---- MATERIAL FOR THE TASK

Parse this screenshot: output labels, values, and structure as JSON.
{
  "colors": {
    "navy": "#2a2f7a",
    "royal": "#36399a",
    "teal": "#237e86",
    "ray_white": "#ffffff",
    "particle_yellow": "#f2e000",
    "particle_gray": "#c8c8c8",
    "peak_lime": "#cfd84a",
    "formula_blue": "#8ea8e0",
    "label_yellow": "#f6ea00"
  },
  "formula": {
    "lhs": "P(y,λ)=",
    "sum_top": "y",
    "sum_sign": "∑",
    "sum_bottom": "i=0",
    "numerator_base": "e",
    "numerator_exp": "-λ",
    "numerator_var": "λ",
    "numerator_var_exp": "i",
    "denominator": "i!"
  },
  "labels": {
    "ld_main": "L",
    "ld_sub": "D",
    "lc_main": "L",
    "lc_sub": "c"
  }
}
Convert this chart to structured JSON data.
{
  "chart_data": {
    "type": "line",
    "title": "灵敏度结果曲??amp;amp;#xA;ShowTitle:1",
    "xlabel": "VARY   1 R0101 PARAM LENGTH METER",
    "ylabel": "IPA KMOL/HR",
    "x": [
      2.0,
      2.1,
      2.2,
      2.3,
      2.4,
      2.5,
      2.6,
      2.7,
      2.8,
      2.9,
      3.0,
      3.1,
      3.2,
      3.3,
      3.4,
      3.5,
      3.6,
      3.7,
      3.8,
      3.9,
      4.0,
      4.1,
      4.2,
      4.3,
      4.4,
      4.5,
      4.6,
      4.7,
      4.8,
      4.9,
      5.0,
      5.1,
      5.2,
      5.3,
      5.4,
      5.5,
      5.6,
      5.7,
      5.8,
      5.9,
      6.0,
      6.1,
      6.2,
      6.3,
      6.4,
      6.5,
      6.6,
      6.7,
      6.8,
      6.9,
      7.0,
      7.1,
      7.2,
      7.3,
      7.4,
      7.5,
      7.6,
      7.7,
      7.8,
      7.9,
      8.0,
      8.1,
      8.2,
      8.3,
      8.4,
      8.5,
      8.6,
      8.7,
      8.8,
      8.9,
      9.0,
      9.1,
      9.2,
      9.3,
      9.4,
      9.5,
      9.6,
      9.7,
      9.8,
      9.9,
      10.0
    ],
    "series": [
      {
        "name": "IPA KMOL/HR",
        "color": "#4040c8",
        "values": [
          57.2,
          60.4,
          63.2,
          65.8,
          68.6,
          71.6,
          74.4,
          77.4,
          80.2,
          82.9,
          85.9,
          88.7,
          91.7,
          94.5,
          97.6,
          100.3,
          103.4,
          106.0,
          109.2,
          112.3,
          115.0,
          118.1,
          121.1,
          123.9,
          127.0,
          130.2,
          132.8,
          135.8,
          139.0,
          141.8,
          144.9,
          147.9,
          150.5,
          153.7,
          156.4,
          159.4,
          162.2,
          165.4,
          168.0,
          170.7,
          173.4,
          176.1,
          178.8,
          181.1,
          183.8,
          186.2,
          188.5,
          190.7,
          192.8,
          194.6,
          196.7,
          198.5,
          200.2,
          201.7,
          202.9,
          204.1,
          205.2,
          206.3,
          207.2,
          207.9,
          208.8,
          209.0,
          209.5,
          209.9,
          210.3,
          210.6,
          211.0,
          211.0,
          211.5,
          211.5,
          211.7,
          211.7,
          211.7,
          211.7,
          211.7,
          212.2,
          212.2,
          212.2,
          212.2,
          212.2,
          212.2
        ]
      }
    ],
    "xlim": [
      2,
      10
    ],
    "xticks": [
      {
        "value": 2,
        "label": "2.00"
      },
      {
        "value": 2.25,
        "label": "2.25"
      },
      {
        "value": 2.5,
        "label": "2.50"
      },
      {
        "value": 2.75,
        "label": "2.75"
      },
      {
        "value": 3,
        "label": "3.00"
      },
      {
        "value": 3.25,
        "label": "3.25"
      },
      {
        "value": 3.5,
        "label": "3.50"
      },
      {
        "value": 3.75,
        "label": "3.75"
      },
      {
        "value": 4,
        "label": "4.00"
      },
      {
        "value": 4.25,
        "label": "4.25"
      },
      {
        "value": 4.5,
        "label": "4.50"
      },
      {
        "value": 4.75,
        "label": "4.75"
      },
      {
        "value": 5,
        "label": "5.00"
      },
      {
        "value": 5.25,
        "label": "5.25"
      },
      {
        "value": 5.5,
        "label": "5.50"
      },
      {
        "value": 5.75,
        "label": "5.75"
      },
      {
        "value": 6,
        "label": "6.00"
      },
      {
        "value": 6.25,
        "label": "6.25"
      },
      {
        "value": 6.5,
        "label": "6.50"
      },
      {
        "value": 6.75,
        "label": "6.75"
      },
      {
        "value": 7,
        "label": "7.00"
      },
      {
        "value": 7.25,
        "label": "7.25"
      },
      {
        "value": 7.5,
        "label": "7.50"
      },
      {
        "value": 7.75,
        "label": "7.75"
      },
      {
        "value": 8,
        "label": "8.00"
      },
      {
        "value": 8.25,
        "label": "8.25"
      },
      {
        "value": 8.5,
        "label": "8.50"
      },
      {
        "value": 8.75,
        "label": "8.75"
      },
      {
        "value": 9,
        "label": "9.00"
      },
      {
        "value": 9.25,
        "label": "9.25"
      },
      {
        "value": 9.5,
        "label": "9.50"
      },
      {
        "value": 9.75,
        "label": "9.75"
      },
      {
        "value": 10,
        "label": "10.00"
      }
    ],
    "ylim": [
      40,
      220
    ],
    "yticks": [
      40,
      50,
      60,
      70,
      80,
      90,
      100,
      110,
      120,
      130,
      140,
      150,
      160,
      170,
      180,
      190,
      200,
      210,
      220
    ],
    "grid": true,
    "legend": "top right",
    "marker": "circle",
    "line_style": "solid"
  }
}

--------
---- MATERIAL FOR THE TASK

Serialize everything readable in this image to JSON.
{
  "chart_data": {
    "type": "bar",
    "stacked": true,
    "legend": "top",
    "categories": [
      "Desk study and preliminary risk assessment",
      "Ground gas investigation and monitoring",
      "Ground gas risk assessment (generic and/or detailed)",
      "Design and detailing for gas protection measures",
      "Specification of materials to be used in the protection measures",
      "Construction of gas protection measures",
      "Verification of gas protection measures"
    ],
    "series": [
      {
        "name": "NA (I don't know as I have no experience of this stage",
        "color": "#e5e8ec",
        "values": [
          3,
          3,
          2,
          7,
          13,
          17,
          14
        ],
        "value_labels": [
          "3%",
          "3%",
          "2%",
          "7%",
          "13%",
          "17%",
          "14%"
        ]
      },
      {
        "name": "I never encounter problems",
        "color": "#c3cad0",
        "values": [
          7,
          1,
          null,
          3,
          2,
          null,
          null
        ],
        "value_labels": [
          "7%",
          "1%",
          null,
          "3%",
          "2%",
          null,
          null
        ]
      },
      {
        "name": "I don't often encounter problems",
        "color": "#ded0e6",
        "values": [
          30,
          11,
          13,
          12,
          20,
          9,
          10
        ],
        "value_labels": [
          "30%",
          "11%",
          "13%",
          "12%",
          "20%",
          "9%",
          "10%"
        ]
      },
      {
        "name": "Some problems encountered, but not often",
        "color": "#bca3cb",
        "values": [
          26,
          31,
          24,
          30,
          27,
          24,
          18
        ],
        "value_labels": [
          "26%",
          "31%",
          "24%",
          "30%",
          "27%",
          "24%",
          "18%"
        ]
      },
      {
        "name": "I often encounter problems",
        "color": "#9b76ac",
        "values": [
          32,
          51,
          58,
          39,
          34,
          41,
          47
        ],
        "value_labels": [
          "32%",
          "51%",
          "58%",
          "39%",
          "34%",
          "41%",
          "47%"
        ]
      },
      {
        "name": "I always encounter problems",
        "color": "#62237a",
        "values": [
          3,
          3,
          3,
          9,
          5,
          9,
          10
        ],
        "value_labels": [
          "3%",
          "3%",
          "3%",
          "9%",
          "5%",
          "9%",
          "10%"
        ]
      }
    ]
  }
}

--------

Reply with nothing but the number of lines that contain the word "name".

● THE COMPLETED TASK:
7